● Material for this task
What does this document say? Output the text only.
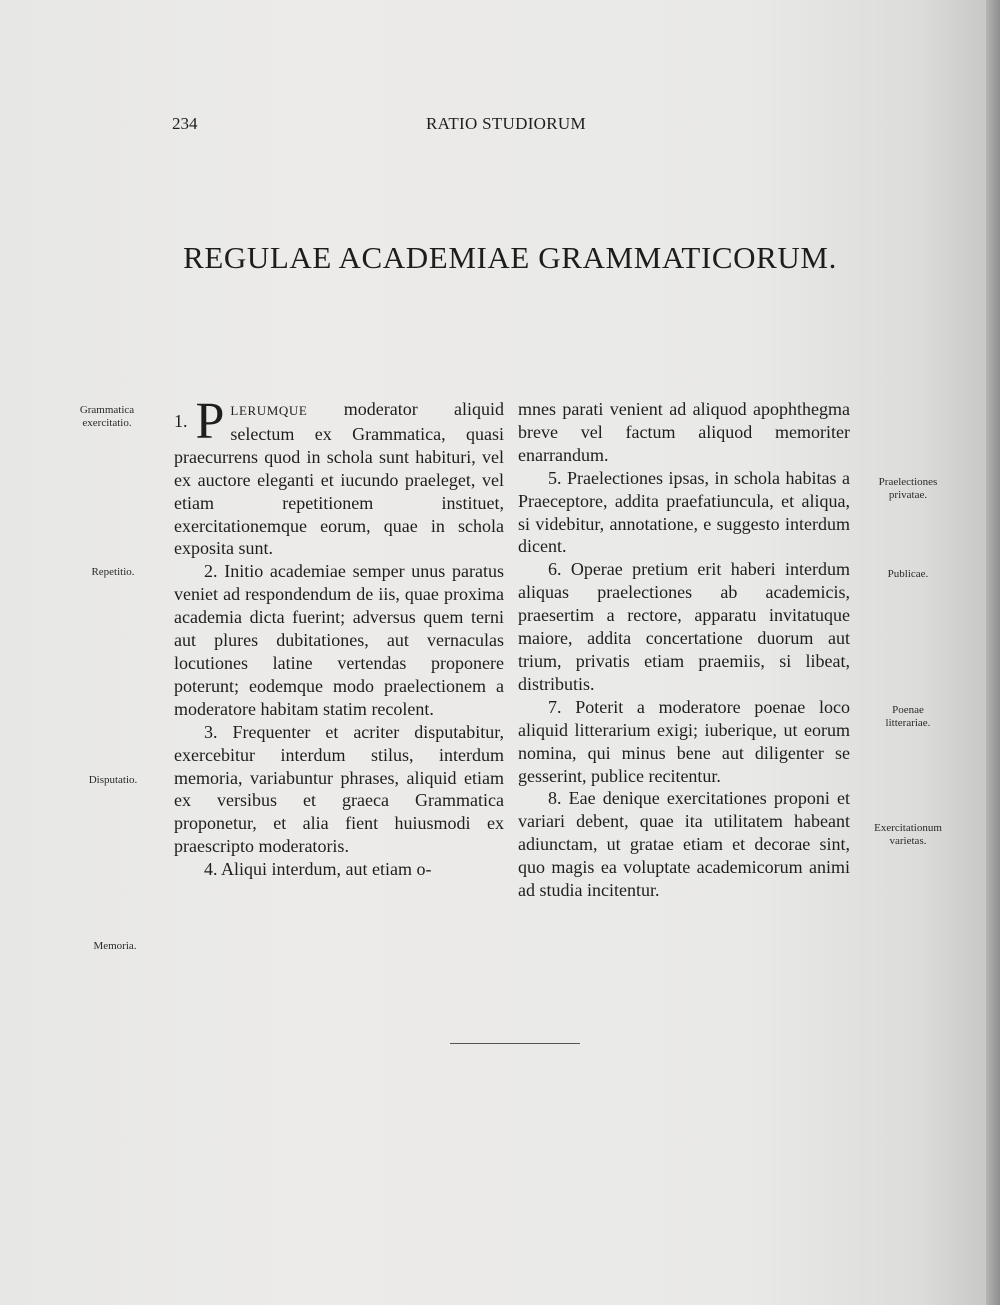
234	RATIO STUDIORUM
REGULAE ACADEMIAE GRAMMATICORUM.
Grammatica
exercitatio.
Repetitio.
Disputatio.
Memoria.
Praelectiones
privatae.
Publicae.
Poenae
litterariae.
Exercitationum
varietas.

1. P LERUMQUE moderator aliquid selectum ex Grammatica, quasi praecurrens quod in schola sunt habituri, vel ex auctore eleganti et iucundo praeleget, vel etiam repetitionem instituet, exercitationemque eorum, quae in schola exposita sunt.

2. Initio academiae semper unus paratus veniet ad respondendum de iis, quae proxima academia dicta fuerint; adversus quem terni aut plures dubitationes, aut vernaculas locutiones latine vertendas proponere poterunt; eodemque modo praelectionem a moderatore habitam statim recolent.

3. Frequenter et acriter disputabitur, exercebitur interdum stilus, interdum memoria, variabuntur phrases, aliquid etiam ex versibus et graeca Grammatica proponetur, et alia fient huiusmodi ex praescripto moderatoris.

4. Aliqui interdum, aut etiam o-

mnes parati venient ad aliquod apophthegma breve vel factum aliquod memoriter enarrandum.

5. Praelectiones ipsas, in schola habitas a Praeceptore, addita praefatiuncula, et aliqua, si videbitur, annotatione, e suggesto interdum dicent.

6. Operae pretium erit haberi interdum aliquas praelectiones ab academicis, praesertim a rectore, apparatu invitatuque maiore, addita concertatione duorum aut trium, privatis etiam praemiis, si libeat, distributis.

7. Poterit a moderatore poenae loco aliquid litterarium exigi; iuberique, ut eorum nomina, qui minus bene aut diligenter se gesserint, publice recitentur.

8. Eae denique exercitationes proponi et variari debent, quae ita utilitatem habeant adiunctam, ut gratae etiam et decorae sint, quo magis ea voluptate academicorum animi ad studia incitentur.
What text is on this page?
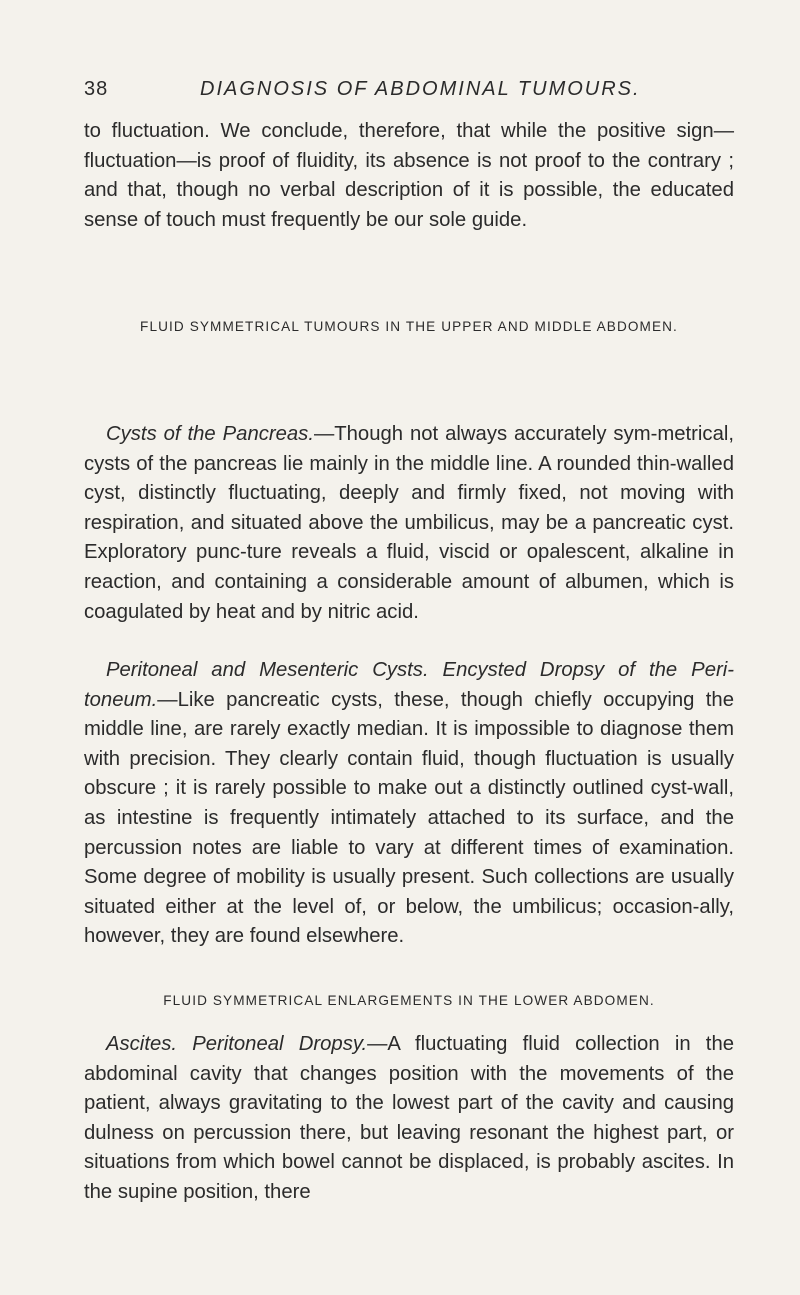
38	DIAGNOSIS OF ABDOMINAL TUMOURS.

to fluctuation. We conclude, therefore, that while the positive sign—fluctuation—is proof of fluidity, its absence is not proof to the contrary ; and that, though no verbal description of it is possible, the educated sense of touch must frequently be our sole guide.

FLUID SYMMETRICAL TUMOURS IN THE UPPER AND MIDDLE ABDOMEN.

Cysts of the Pancreas.—Though not always accurately sym-metrical, cysts of the pancreas lie mainly in the middle line. A rounded thin-walled cyst, distinctly fluctuating, deeply and firmly fixed, not moving with respiration, and situated above the umbilicus, may be a pancreatic cyst. Exploratory punc-ture reveals a fluid, viscid or opalescent, alkaline in reaction, and containing a considerable amount of albumen, which is coagulated by heat and by nitric acid.

Peritoneal and Mesenteric Cysts. Encysted Dropsy of the Peri-toneum.—Like pancreatic cysts, these, though chiefly occupying the middle line, are rarely exactly median. It is impossible to diagnose them with precision. They clearly contain fluid, though fluctuation is usually obscure ; it is rarely possible to make out a distinctly outlined cyst-wall, as intestine is frequently intimately attached to its surface, and the percussion notes are liable to vary at different times of examination. Some degree of mobility is usually present. Such collections are usually situated either at the level of, or below, the umbilicus; occasion-ally, however, they are found elsewhere.

FLUID SYMMETRICAL ENLARGEMENTS IN THE LOWER ABDOMEN.

Ascites. Peritoneal Dropsy.—A fluctuating fluid collection in the abdominal cavity that changes position with the movements of the patient, always gravitating to the lowest part of the cavity and causing dulness on percussion there, but leaving resonant the highest part, or situations from which bowel cannot be displaced, is probably ascites. In the supine position, there
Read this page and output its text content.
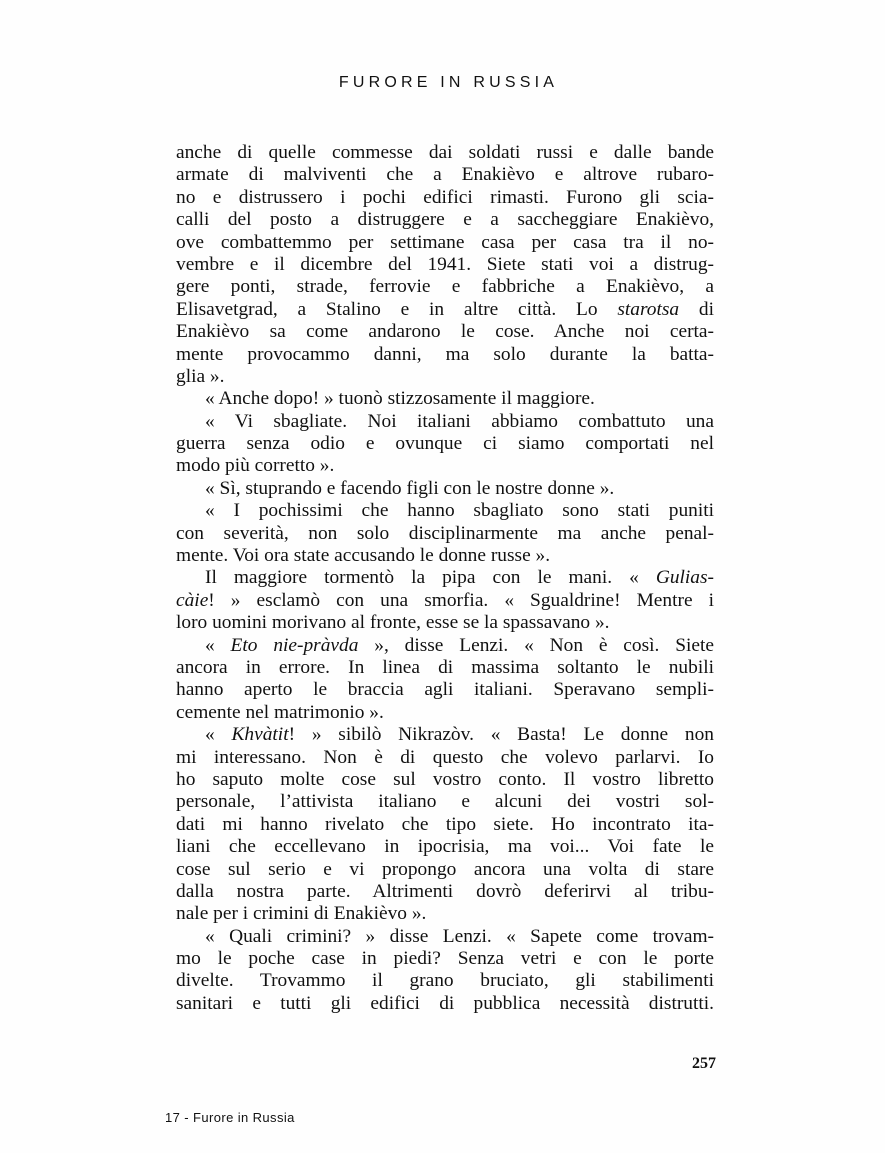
FURORE IN RUSSIA
anche di quelle commesse dai soldati russi e dalle bande
armate di malviventi che a Enakièvo e altrove rubaro-
no e distrussero i pochi edifici rimasti. Furono gli scia-
calli del posto a distruggere e a saccheggiare Enakièvo,
ove combattemmo per settimane casa per casa tra il no-
vembre e il dicembre del 1941. Siete stati voi a distrug-
gere ponti, strade, ferrovie e fabbriche a Enakièvo, a
Elisavetgrad, a Stalino e in altre città. Lo starotsa di
Enakièvo sa come andarono le cose. Anche noi certa-
mente provocammo danni, ma solo durante la batta-
glia ».
« Anche dopo! » tuonò stizzosamente il maggiore.
« Vi sbagliate. Noi italiani abbiamo combattuto una
guerra senza odio e ovunque ci siamo comportati nel
modo più corretto ».
« Sì, stuprando e facendo figli con le nostre donne ».
« I pochissimi che hanno sbagliato sono stati puniti
con severità, non solo disciplinarmente ma anche penal-
mente. Voi ora state accusando le donne russe ».
Il maggiore tormentò la pipa con le mani. « Gulias-
càie! » esclamò con una smorfia. « Sgualdrine! Mentre i
loro uomini morivano al fronte, esse se la spassavano ».
« Eto nie-pràvda », disse Lenzi. « Non è così. Siete
ancora in errore. In linea di massima soltanto le nubili
hanno aperto le braccia agli italiani. Speravano sempli-
cemente nel matrimonio ».
« Khvàtit! » sibilò Nikrazòv. « Basta! Le donne non
mi interessano. Non è di questo che volevo parlarvi. Io
ho saputo molte cose sul vostro conto. Il vostro libretto
personale, l’attivista italiano e alcuni dei vostri sol-
dati mi hanno rivelato che tipo siete. Ho incontrato ita-
liani che eccellevano in ipocrisia, ma voi... Voi fate le
cose sul serio e vi propongo ancora una volta di stare
dalla nostra parte. Altrimenti dovrò deferirvi al tribu-
nale per i crimini di Enakièvo ».
« Quali crimini? » disse Lenzi. « Sapete come trovam-
mo le poche case in piedi? Senza vetri e con le porte
divelte. Trovammo il grano bruciato, gli stabilimenti
sanitari e tutti gli edifici di pubblica necessità distrutti.
257
17 - Furore in Russia
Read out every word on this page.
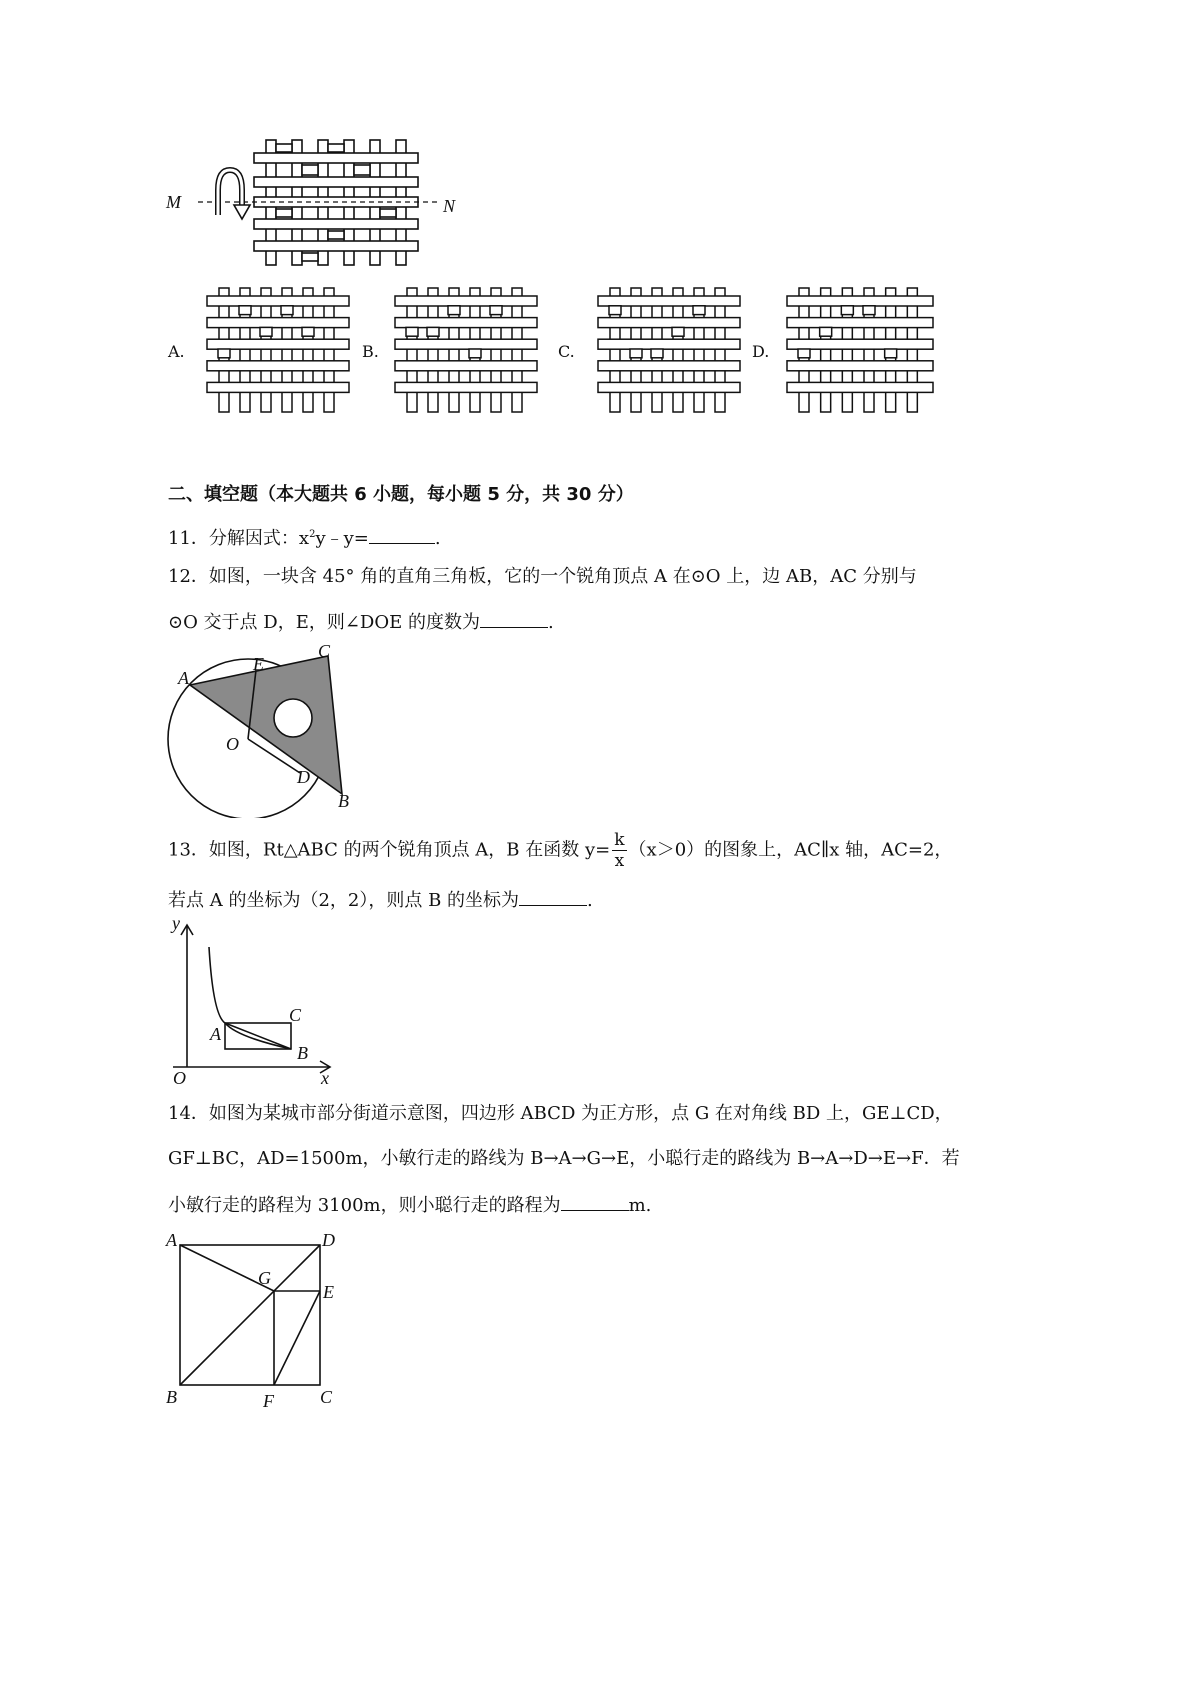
M	N
A.	B.	C.	D.
二、填空题（本大题共 6 小题，每小题 5 分，共 30 分）
11．分解因式：$x^2y﹣y=$	.
12．如图，一块含 45° 角的直角三角板，它的一个锐角顶点 A 在⊙O 上，边 AB，AC 分别与
⊙O 交于点 D，E，则∠DOE 的度数为	.
A
E
C
O
D
B
13．如图，Rt△ABC 的两个锐角顶点 A，B 在函数 $y= \frac{k}{x} (x>0)$的图象上，AC∥x 轴，AC=2，
若点 A 的坐标为（2，2），则点 B 的坐标为	.
y
x
O
A
B
C
14．如图为某城市部分街道示意图，四边形 ABCD 为正方形，点 G 在对角线 BD 上，GE⊥CD，
GF⊥BC，AD=1500m，小敏行走的路线为 B→A→G→E，小聪行走的路线为 B→A→D→E→F．若
小敏行走的路程为 3100m，则小聪行走的路程为	m.
A	D
G
E
B	F	C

● Stated task
Retype all of the entries exactly as written, leaving out any images.

● Solution to this exercise
What does this document say? Output the text only.
234	RATIO STUDIORUM
REGULAE ACADEMIAE GRAMMATICORUM.
Grammatica
exercitatio.
Repetitio.
Disputatio.
Memoria.
Praelectiones
privatae.
Publicae.
Poenae
litterariae.
Exercitationum
varietas.

1. P LERUMQUE moderator aliquid selectum ex Grammatica, quasi praecurrens quod in schola sunt habituri, vel ex auctore eleganti et iucundo praeleget, vel etiam repetitionem instituet, exercitationemque eorum, quae in schola exposita sunt.

2. Initio academiae semper unus paratus veniet ad respondendum de iis, quae proxima academia dicta fuerint; adversus quem terni aut plures dubitationes, aut vernaculas locutiones latine vertendas proponere poterunt; eodemque modo praelectionem a moderatore habitam statim recolent.

3. Frequenter et acriter disputabitur, exercebitur interdum stilus, interdum memoria, variabuntur phrases, aliquid etiam ex versibus et graeca Grammatica proponetur, et alia fient huiusmodi ex praescripto moderatoris.

4. Aliqui interdum, aut etiam o-

mnes parati venient ad aliquod apophthegma breve vel factum aliquod memoriter enarrandum.

5. Praelectiones ipsas, in schola habitas a Praeceptore, addita praefatiuncula, et aliqua, si videbitur, annotatione, e suggesto interdum dicent.

6. Operae pretium erit haberi interdum aliquas praelectiones ab academicis, praesertim a rectore, apparatu invitatuque maiore, addita concertatione duorum aut trium, privatis etiam praemiis, si libeat, distributis.

7. Poterit a moderatore poenae loco aliquid litterarium exigi; iuberique, ut eorum nomina, qui minus bene aut diligenter se gesserint, publice recitentur.

8. Eae denique exercitationes proponi et variari debent, quae ita utilitatem habeant adiunctam, ut gratae etiam et decorae sint, quo magis ea voluptate academicorum animi ad studia incitentur.
What text is on this page?
38	DIAGNOSIS OF ABDOMINAL TUMOURS.

to fluctuation. We conclude, therefore, that while the positive sign—fluctuation—is proof of fluidity, its absence is not proof to the contrary ; and that, though no verbal description of it is possible, the educated sense of touch must frequently be our sole guide.

FLUID SYMMETRICAL TUMOURS IN THE UPPER AND MIDDLE ABDOMEN.

Cysts of the Pancreas.—Though not always accurately sym-metrical, cysts of the pancreas lie mainly in the middle line. A rounded thin-walled cyst, distinctly fluctuating, deeply and firmly fixed, not moving with respiration, and situated above the umbilicus, may be a pancreatic cyst. Exploratory punc-ture reveals a fluid, viscid or opalescent, alkaline in reaction, and containing a considerable amount of albumen, which is coagulated by heat and by nitric acid.

Peritoneal and Mesenteric Cysts. Encysted Dropsy of the Peri-toneum.—Like pancreatic cysts, these, though chiefly occupying the middle line, are rarely exactly median. It is impossible to diagnose them with precision. They clearly contain fluid, though fluctuation is usually obscure ; it is rarely possible to make out a distinctly outlined cyst-wall, as intestine is frequently intimately attached to its surface, and the percussion notes are liable to vary at different times of examination. Some degree of mobility is usually present. Such collections are usually situated either at the level of, or below, the umbilicus; occasion-ally, however, they are found elsewhere.

FLUID SYMMETRICAL ENLARGEMENTS IN THE LOWER ABDOMEN.

Ascites. Peritoneal Dropsy.—A fluctuating fluid collection in the abdominal cavity that changes position with the movements of the patient, always gravitating to the lowest part of the cavity and causing dulness on percussion there, but leaving resonant the highest part, or situations from which bowel cannot be displaced, is probably ascites. In the supine position, there
Read this page and output its text content.
FURORE IN RUSSIA
anche di quelle commesse dai soldati russi e dalle bande
armate di malviventi che a Enakièvo e altrove rubaro-
no e distrussero i pochi edifici rimasti. Furono gli scia-
calli del posto a distruggere e a saccheggiare Enakièvo,
ove combattemmo per settimane casa per casa tra il no-
vembre e il dicembre del 1941. Siete stati voi a distrug-
gere ponti, strade, ferrovie e fabbriche a Enakièvo, a
Elisavetgrad, a Stalino e in altre città. Lo starotsa di
Enakièvo sa come andarono le cose. Anche noi certa-
mente provocammo danni, ma solo durante la batta-
glia ».
« Anche dopo! » tuonò stizzosamente il maggiore.
« Vi sbagliate. Noi italiani abbiamo combattuto una
guerra senza odio e ovunque ci siamo comportati nel
modo più corretto ».
« Sì, stuprando e facendo figli con le nostre donne ».
« I pochissimi che hanno sbagliato sono stati puniti
con severità, non solo disciplinarmente ma anche penal-
mente. Voi ora state accusando le donne russe ».
Il maggiore tormentò la pipa con le mani. « Gulias-
càie! » esclamò con una smorfia. « Sgualdrine! Mentre i
loro uomini morivano al fronte, esse se la spassavano ».
« Eto nie-pràvda », disse Lenzi. « Non è così. Siete
ancora in errore. In linea di massima soltanto le nubili
hanno aperto le braccia agli italiani. Speravano sempli-
cemente nel matrimonio ».
« Khvàtit! » sibilò Nikrazòv. « Basta! Le donne non
mi interessano. Non è di questo che volevo parlarvi. Io
ho saputo molte cose sul vostro conto. Il vostro libretto
personale, l’attivista italiano e alcuni dei vostri sol-
dati mi hanno rivelato che tipo siete. Ho incontrato ita-
liani che eccellevano in ipocrisia, ma voi... Voi fate le
cose sul serio e vi propongo ancora una volta di stare
dalla nostra parte. Altrimenti dovrò deferirvi al tribu-
nale per i crimini di Enakièvo ».
« Quali crimini? » disse Lenzi. « Sapete come trovam-
mo le poche case in piedi? Senza vetri e con le porte
divelte. Trovammo il grano bruciato, gli stabilimenti
sanitari e tutti gli edifici di pubblica necessità distrutti.
257
17 - Furore in Russia
Read out every word on this page.
M	N
A.	B.	C.	D.
二、填空题（本大题共 6 小题，每小题 5 分，共 30 分）
11．分解因式：$x^2y﹣y=$	.
12．如图，一块含 45° 角的直角三角板，它的一个锐角顶点 A 在⊙O 上，边 AB，AC 分别与
⊙O 交于点 D，E，则∠DOE 的度数为	.
A
E
C
O
D
B
13．如图，Rt△ABC 的两个锐角顶点 A，B 在函数 $y= \frac{k}{x} (x>0)$的图象上，AC∥x 轴，AC=2，
若点 A 的坐标为（2，2），则点 B 的坐标为	.
y
x
O
A
B
C
14．如图为某城市部分街道示意图，四边形 ABCD 为正方形，点 G 在对角线 BD 上，GE⊥CD，
GF⊥BC，AD=1500m，小敏行走的路线为 B→A→G→E，小聪行走的路线为 B→A→D→E→F．若
小敏行走的路程为 3100m，则小聪行走的路程为	m.
A	D
G
E
B	F	C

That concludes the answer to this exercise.